### Directive
Your task is to repeat the lines below exactly, excluding any pictures they contain.
|---|
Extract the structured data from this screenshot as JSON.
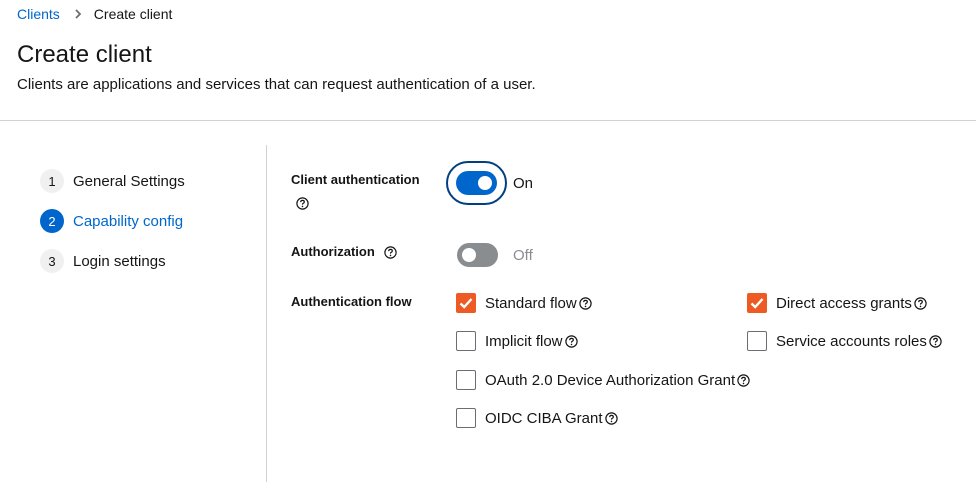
{
  "breadcrumb": {
    "link": "Clients",
    "current": "Create client"
  },
  "page": {
    "title": "Create client",
    "description": "Clients are applications and services that can request authentication of a user."
  },
  "wizard": {
    "steps": [
      {
        "num": "1",
        "label": "General Settings"
      },
      {
        "num": "2",
        "label": "Capability config",
        "current": true
      },
      {
        "num": "3",
        "label": "Login settings"
      }
    ]
  },
  "form": {
    "client_authentication": {
      "label": "Client authentication",
      "state": "On",
      "enabled": true
    },
    "authorization": {
      "label": "Authorization",
      "state": "Off",
      "enabled": false
    },
    "authentication_flow": {
      "label": "Authentication flow",
      "options": [
        {
          "label": "Standard flow",
          "checked": true
        },
        {
          "label": "Direct access grants",
          "checked": true
        },
        {
          "label": "Implicit flow",
          "checked": false
        },
        {
          "label": "Service accounts roles",
          "checked": false
        },
        {
          "label": "OAuth 2.0 Device Authorization Grant",
          "checked": false
        },
        {
          "label": "OIDC CIBA Grant",
          "checked": false
        }
      ]
    }
  },
  "colors": {
    "link": "#0066cc",
    "switch_on": "#0066cc",
    "switch_off": "#8a8d90",
    "checkbox_checked": "#ee5a24",
    "divider": "#d2d2d2"
  },
  "icons": {
    "breadcrumb_separator": "chevron-right-icon",
    "help": "help-circle-icon",
    "check": "check-icon"
  }
}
|---|
### Task response
Extract the structured data from this screenshot as JSON.
{
  "breadcrumb": {
    "link": "Clients",
    "current": "Create client"
  },
  "page": {
    "title": "Create client",
    "description": "Clients are applications and services that can request authentication of a user."
  },
  "wizard": {
    "steps": [
      {
        "num": "1",
        "label": "General Settings"
      },
      {
        "num": "2",
        "label": "Capability config",
        "current": true
      },
      {
        "num": "3",
        "label": "Login settings"
      }
    ]
  },
  "form": {
    "client_authentication": {
      "label": "Client authentication",
      "state": "On",
      "enabled": true
    },
    "authorization": {
      "label": "Authorization",
      "state": "Off",
      "enabled": false
    },
    "authentication_flow": {
      "label": "Authentication flow",
      "options": [
        {
          "label": "Standard flow",
          "checked": true
        },
        {
          "label": "Direct access grants",
          "checked": true
        },
        {
          "label": "Implicit flow",
          "checked": false
        },
        {
          "label": "Service accounts roles",
          "checked": false
        },
        {
          "label": "OAuth 2.0 Device Authorization Grant",
          "checked": false
        },
        {
          "label": "OIDC CIBA Grant",
          "checked": false
        }
      ]
    }
  },
  "colors": {
    "link": "#0066cc",
    "switch_on": "#0066cc",
    "switch_off": "#8a8d90",
    "checkbox_checked": "#ee5a24",
    "divider": "#d2d2d2"
  },
  "icons": {
    "breadcrumb_separator": "chevron-right-icon",
    "help": "help-circle-icon",
    "check": "check-icon"
  }
}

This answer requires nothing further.